### TEXT PROVIDED:
******************************

Given that fact, should you not use MongoDB if you are looking for a consistent event store but rather stick with a conventional RDMS, or is there a way around this problem?
I'm not familiar with the term "event store" as you are using it, but I can address some of the issues in your question. I believe it is probably reasonable to use MongoDB for what you want, with a little bit of care.
In MongoDB, each document has an _id field which is by default in ObjectId format, which consists of a server identifier, and then a timestamp and then a sequence counter. So you can sort on that field and you'll get your objects in their creation order, provided the ObjectIds are all created on the same machine.
Most MongoDB client drivers create the _id field locally before sending an insert command to the database. So if you have multiple clients connecting to the database, sorting by _id won't do what you want since it will sort first by server-hash, which is not what you want.
But if you can convince your MongoDB client driver to not include the _id in the insert command, then the server will generate the ObjectId for each document and they will have the properties you want. Doing this will depend on what language you're working in since each language has its own client driver. Read the driver docs carefully or dive into their source code -- they're all open source. Most drivers also include a way to send a raw command to the server. So if you construct an insert command by hand this will certainly allow you to do what you want.
This will break down if your system is so massive that a single database server can't handle all of your write traffic. The MongoDB solution to needing to write thousands of records per second is to set up a sharded database. In this case the ObjectIds will again be created by different machines and won't have the nice sorting property you want. If you're concerned about outgrowing a single server for writes, you should look to another technology that provides distributed sequence numbers.

MongoDB with redis

Can anyone give example use cases of when you would benefit from using Redis and MongoDB in conjunction with each other?
Redis and MongoDB can be used together with good results. A company well-known for running MongoDB and Redis (along with MySQL and Sphinx) is Craiglist. See this presentation from Jeremy Zawodny.
MongoDB is interesting for persistent, document oriented, data indexed in various ways. Redis is more interesting for volatile data, or latency sensitive semi-persistent data.
Here are a few examples of concrete usage of Redis on top of MongoDB.
Pre-2.2 MongoDB does not have yet an expiration mechanism. Capped collections cannot really be used to implement a real TTL. Redis has a TTL-based expiration mechanism, making it convenient to store volatile data. For instance, user sessions are commonly stored in Redis, while user data will be stored and indexed in MongoDB. Note that MongoDB 2.2 has introduced a low accuracy expiration mechanism at the collection level (to be used for purging data for instance).
Redis provides a convenient set datatype and its associated operations (union, intersection, difference on multiple sets, etc ...). It is quite easy to implement a basic faceted search or tagging engine on top of this feature, which is an interesting addition to MongoDB more traditional indexing capabilities.
Redis supports efficient blocking pop operations on lists. This can be used to implement an ad-hoc distributed queuing system. It is more flexible than MongoDB tailable cursors IMO, since a backend application can listen to several queues with a timeout, transfer items to another queue atomically, etc ... If the application requires some queuing, it makes sense to store the queue in Redis, and keep the persistent functional data in MongoDB.

******************************

### TASKS TO CARRY OUT:
A. According to the MongoDB and Redis text, which MongoDB version introduced a low-accuracy expiration mechanism at the collection level?
B. Extend the MongoDB and Redis text with a further passage picking up after its final sentence.
The listing that follows is separate material with no connection to the MongoDB and Redis text.

### DATA BLOCK:
******************************

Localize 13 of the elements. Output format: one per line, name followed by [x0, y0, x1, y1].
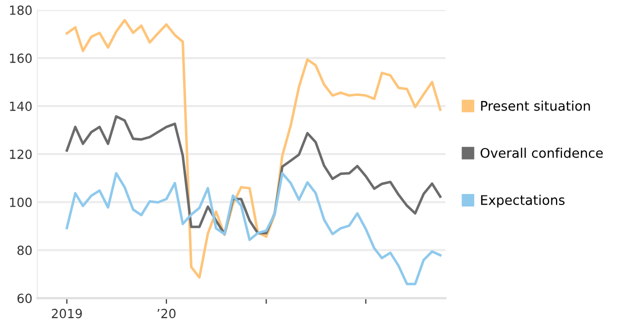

******************************

### PER-TASK ANSWERS:
A. MongoDB 2.2.

B.
Redis also offers a pub/sub mechanism. In a distributed application, an event propagation system may be useful. This is again an excellent use case for Redis, while the persistent data are kept in MongoDB.
Because it is much easier to design a data model with MongoDB than with Redis (Redis is more low-level), it is interesting to benefit from the flexibility of MongoDB for main persistent data, and from the extra features provided by Redis (low latency, item expiration, queues, pub/sub, atomic blocks, etc ...). It is indeed a good combination.
Please note you should never run a Redis and MongoDB server on the same machine. MongoDB memory is designed to be swapped out, Redis is not. If MongoDB triggers some swapping activity, the performance of Redis will be catastrophic. They should be isolated on different nodes.
Obviously there are far more differences than this, but for an extremely high overview:
For use-cases:
Redis is often used as a caching layer or shared whiteboard for distributed computation.
MongoDB is often used as a swap-out replacement for traditional SQL databases.
Technically:
Redis is an in-memory db with disk persistence (the whole db needs to fit in RAM).
MongoDB is a disk-backed db which only needs enough RAM for the indexes.
There is some overlap, but it is extremely common to use both. Here's why:
MongoDB can store more data cheaper.
Redis is faster for the entire dataset.
MongoDB's culture is "store it all, figure out access patterns later"
Redis's culture is "carefully consider how you'll access data, then store"
Both have open source tools that depend on them, many of which are used together.
Redis can be used as a replacement for a traditional datastore, but it's most often used with another normal "long" data store, like Mongo, Postgresql, MySQL, etc.
Redis works excellently with MongoDB as a caching server. Here is what happens.
Anytime that mongoose issues a cache query, it will first go over to the cache server.
The cache server will check to see if that exact query has ever been issued before.
If it hasn’t then the cache server will take the query, send it over to mongodb and Mongo will execute the query.
We will then take the result of that query, it then goes back to the cache server, the cache server will store the result of the query on itself.
It will say anytime I execute that query, I get this response and so its going to maintain a record between queries that are issued and responses that come back from those queries.
The cache server will take the response and send it back to mongoose, mongoose will give it to express and it eventually ends up inside the application.
Anytime that the same exact query is issued again, mongoose will send the same query to the cache server, but if the cache server sees that this query was issued before it will not send the query onto mongodb, instead its going to take the response to the query it got the last time and immediately send it back over to mongoose. There is no indices here, no full table scan, nothing.
We are doing a simple lookup to say has this query been executed? Yes? Okay, take the request and send it back immediately and don’t send anything to mongo.
We have the mongoose server, the cache server (Redis) and Mongodb.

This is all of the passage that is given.